* start SUPPLIED RECORDS *
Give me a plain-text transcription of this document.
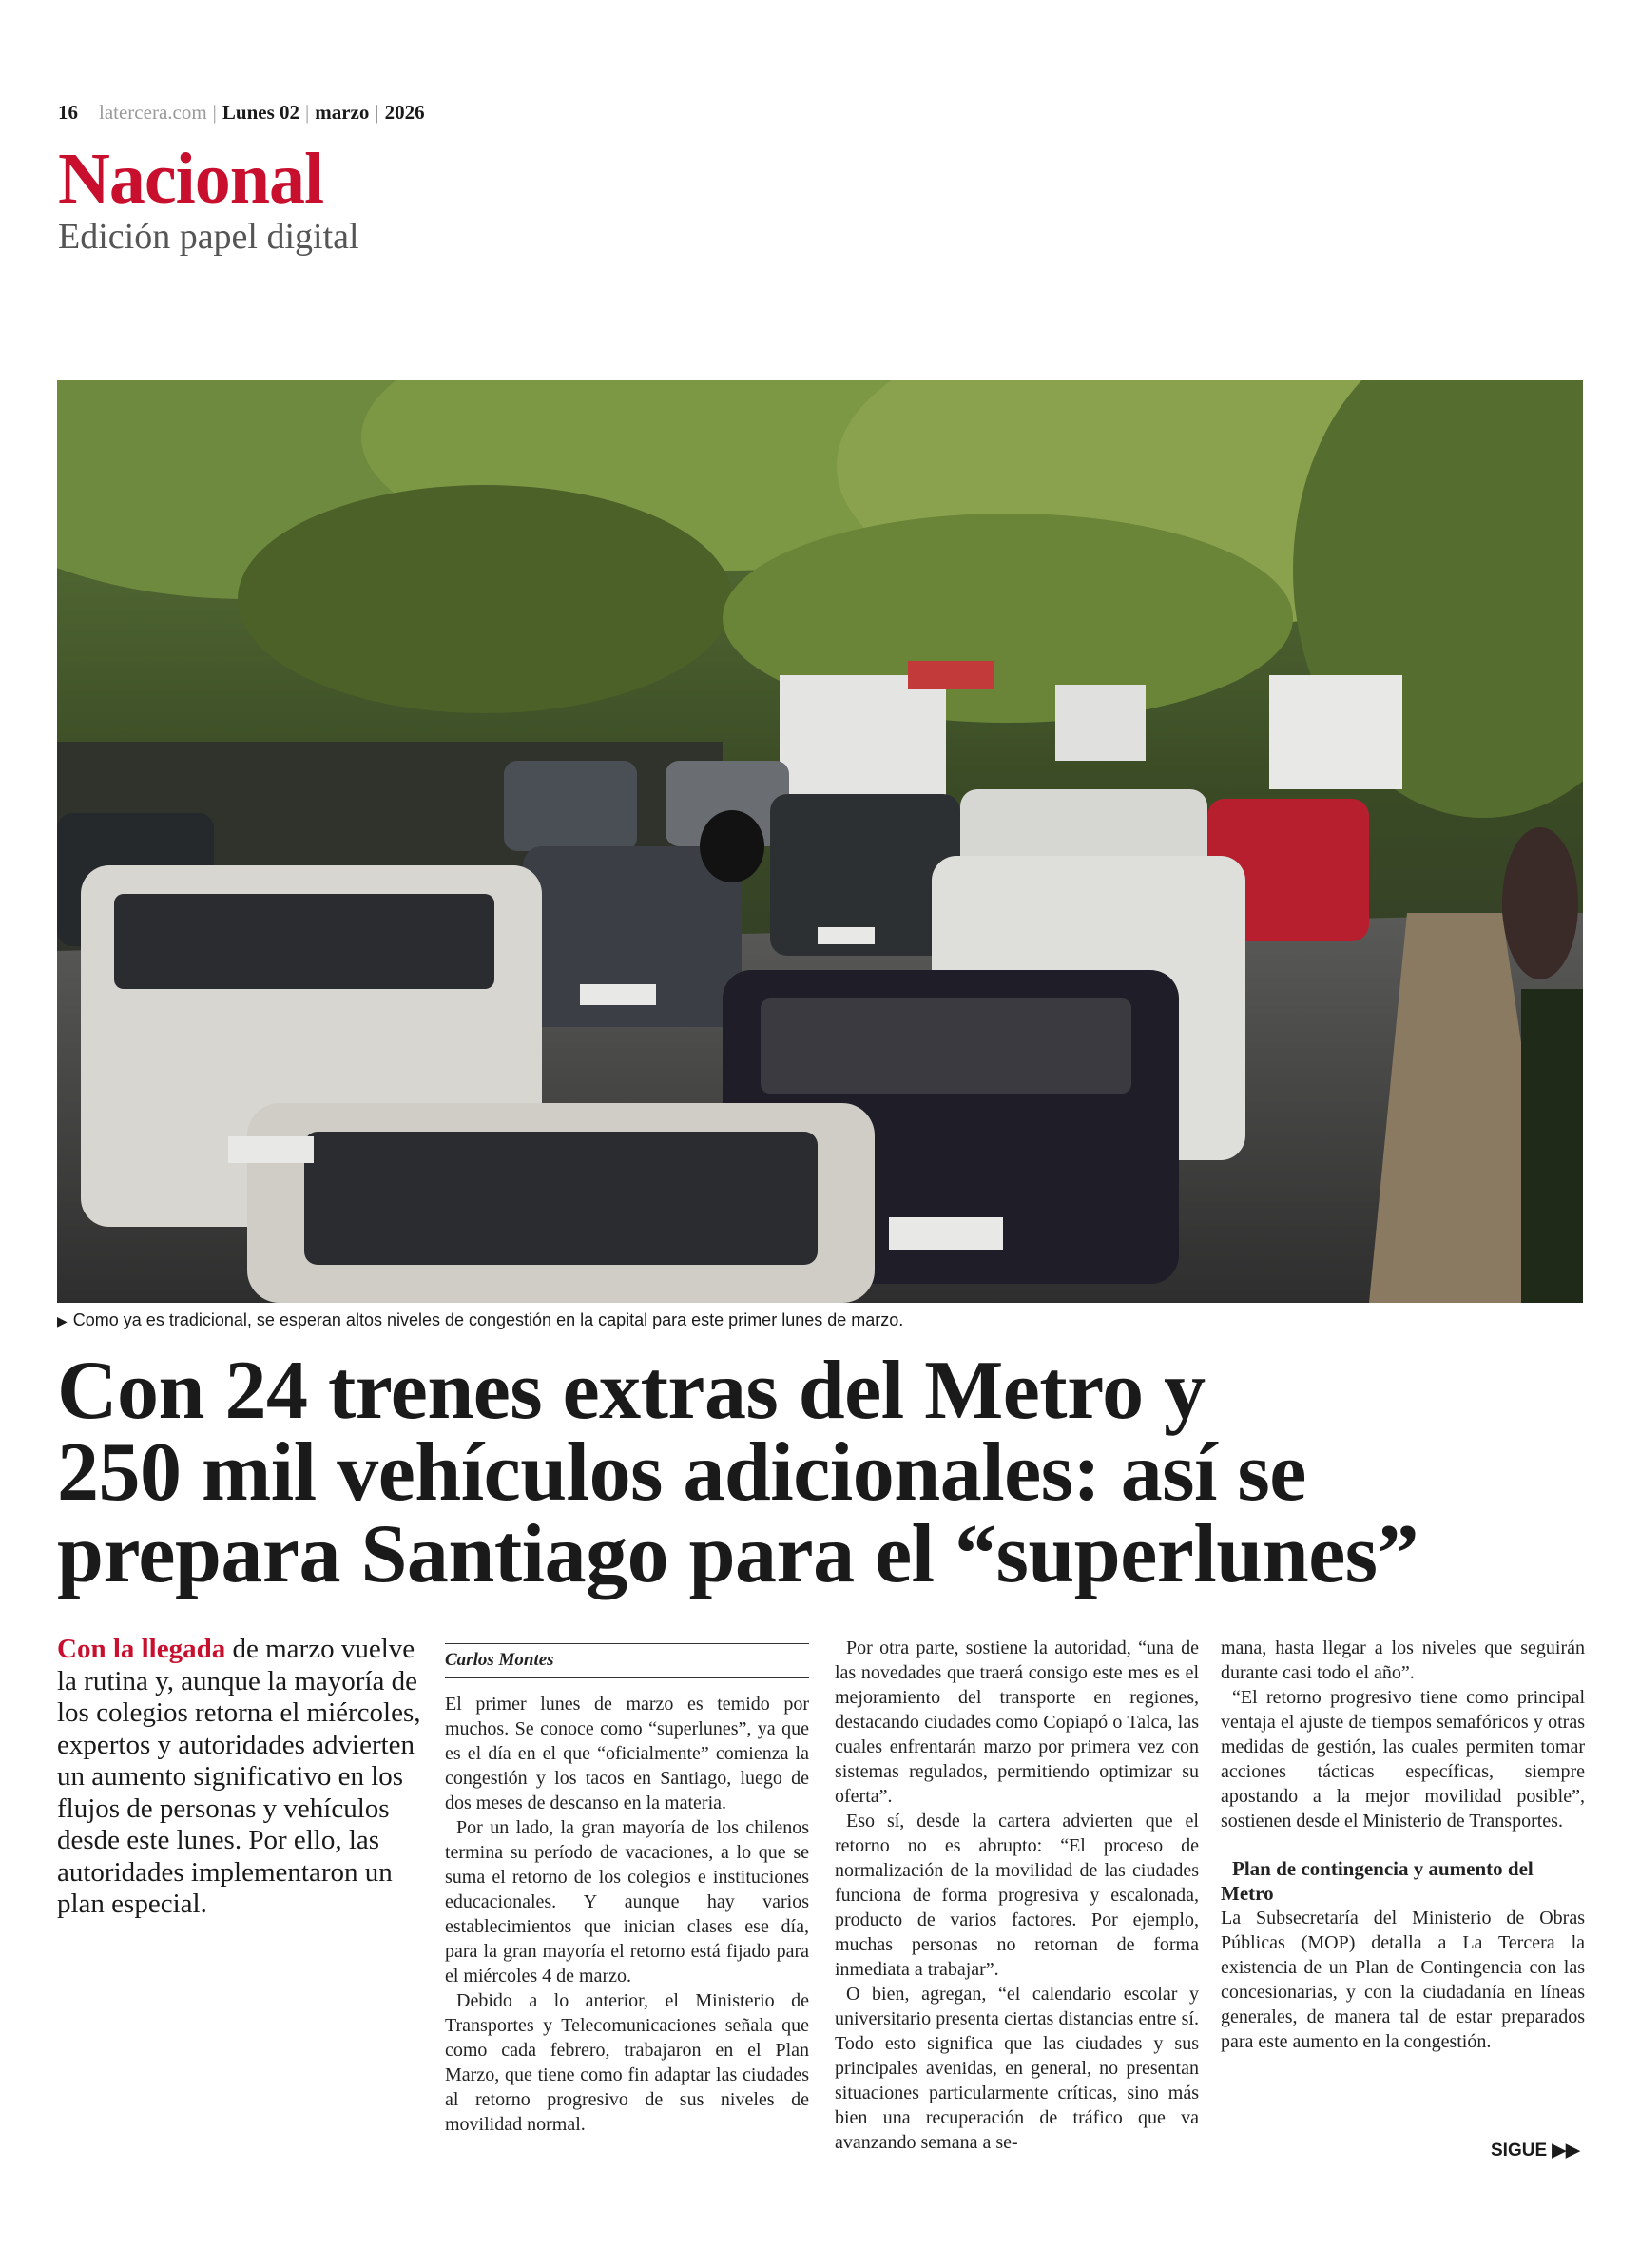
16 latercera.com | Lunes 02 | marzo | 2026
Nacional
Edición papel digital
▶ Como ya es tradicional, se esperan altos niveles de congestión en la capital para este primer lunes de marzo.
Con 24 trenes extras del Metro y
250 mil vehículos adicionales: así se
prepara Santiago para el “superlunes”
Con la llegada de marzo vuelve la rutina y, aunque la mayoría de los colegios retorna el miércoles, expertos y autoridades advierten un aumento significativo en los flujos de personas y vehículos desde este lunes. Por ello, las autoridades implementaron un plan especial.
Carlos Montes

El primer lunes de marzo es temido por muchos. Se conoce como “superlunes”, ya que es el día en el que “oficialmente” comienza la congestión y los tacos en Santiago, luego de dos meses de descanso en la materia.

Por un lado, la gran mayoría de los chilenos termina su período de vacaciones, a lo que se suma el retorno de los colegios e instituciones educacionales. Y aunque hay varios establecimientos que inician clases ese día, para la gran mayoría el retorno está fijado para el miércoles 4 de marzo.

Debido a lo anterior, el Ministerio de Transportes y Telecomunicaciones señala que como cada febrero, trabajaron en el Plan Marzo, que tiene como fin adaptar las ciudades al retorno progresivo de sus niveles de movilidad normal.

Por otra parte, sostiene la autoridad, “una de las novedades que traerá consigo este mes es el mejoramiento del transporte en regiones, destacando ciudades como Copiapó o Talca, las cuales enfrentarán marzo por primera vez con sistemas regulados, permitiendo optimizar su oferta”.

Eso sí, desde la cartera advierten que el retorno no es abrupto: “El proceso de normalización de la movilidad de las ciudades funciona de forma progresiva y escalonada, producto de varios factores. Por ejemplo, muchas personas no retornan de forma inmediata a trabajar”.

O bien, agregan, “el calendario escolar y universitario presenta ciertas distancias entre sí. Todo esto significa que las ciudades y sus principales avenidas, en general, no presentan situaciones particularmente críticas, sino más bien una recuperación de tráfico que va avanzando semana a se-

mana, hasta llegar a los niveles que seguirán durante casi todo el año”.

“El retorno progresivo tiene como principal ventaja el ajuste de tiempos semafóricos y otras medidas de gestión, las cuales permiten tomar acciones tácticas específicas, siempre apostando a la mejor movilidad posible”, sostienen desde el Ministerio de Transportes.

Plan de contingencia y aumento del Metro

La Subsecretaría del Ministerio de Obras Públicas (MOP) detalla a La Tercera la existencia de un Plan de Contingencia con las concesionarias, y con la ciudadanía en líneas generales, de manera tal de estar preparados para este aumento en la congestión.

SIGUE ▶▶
* end SUPPLIED RECORDS *
* start SUPPLIED RECORDS *
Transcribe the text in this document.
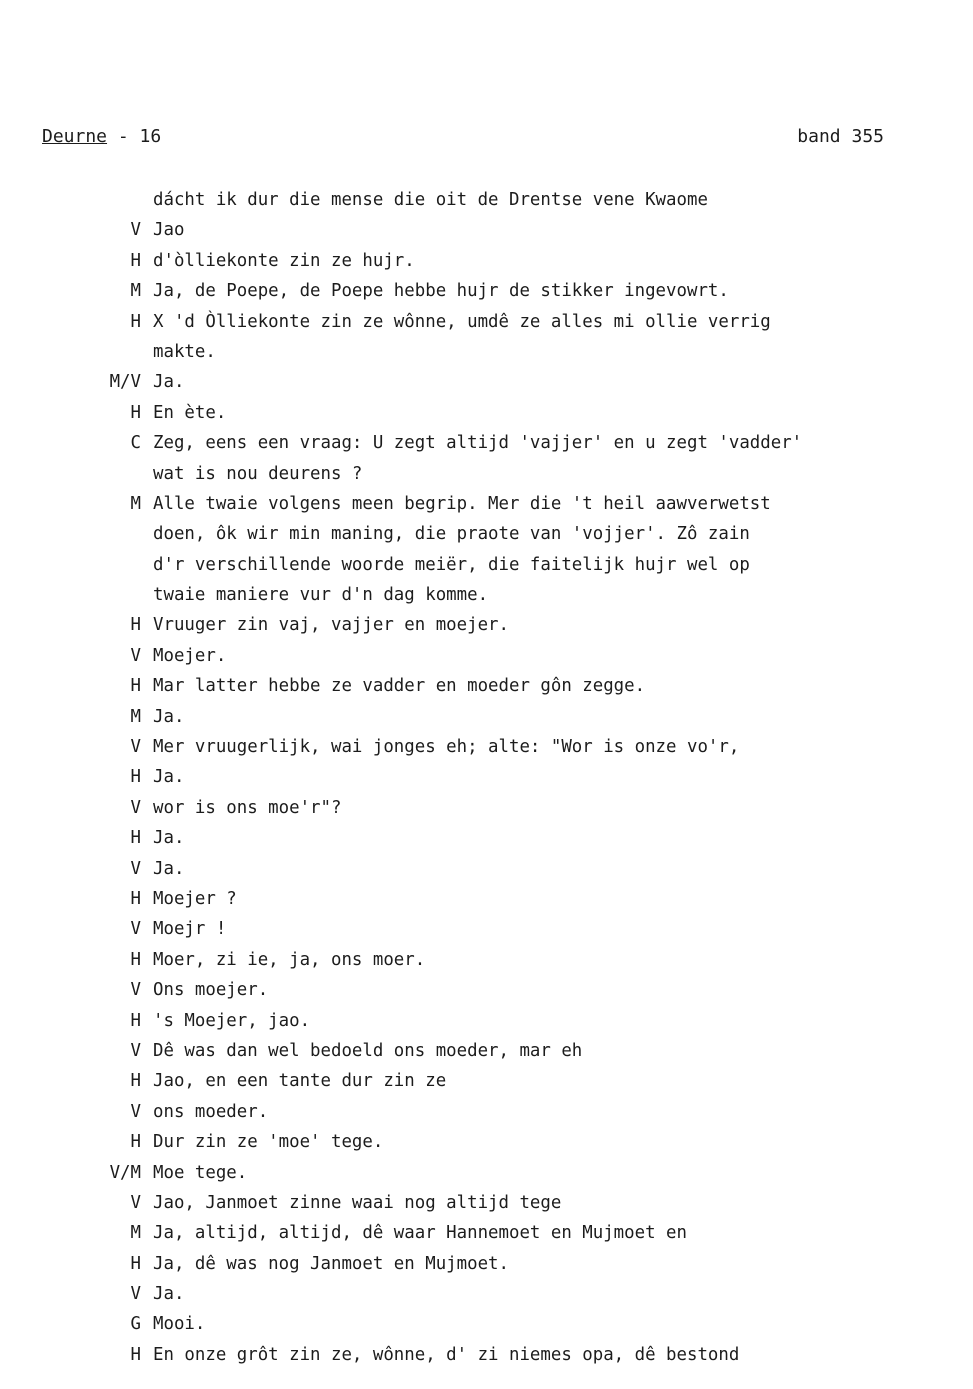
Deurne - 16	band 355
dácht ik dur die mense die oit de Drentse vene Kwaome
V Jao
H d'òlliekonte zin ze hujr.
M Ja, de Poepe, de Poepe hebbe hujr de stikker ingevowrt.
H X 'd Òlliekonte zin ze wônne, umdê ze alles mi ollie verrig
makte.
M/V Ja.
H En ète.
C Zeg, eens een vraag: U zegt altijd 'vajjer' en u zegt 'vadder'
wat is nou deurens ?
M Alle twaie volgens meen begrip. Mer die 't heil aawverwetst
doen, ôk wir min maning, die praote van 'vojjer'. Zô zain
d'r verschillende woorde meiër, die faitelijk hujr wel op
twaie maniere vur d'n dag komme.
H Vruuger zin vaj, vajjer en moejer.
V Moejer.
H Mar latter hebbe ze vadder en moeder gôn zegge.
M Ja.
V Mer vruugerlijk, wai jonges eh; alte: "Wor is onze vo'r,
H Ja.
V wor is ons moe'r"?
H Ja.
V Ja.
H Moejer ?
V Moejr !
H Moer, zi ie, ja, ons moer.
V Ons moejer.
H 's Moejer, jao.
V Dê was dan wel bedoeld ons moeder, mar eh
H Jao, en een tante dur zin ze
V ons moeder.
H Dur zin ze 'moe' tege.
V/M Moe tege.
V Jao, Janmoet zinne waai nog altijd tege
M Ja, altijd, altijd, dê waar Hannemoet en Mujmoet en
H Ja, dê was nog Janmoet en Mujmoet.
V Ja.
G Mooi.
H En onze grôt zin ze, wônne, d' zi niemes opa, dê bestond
* end SUPPLIED RECORDS *
Filter out every line that lacks the word "twaie", and copy the rest.

M Alle twaie volgens meen begrip. Mer die 't heil aawverwetst
twaie maniere vur d'n dag komme.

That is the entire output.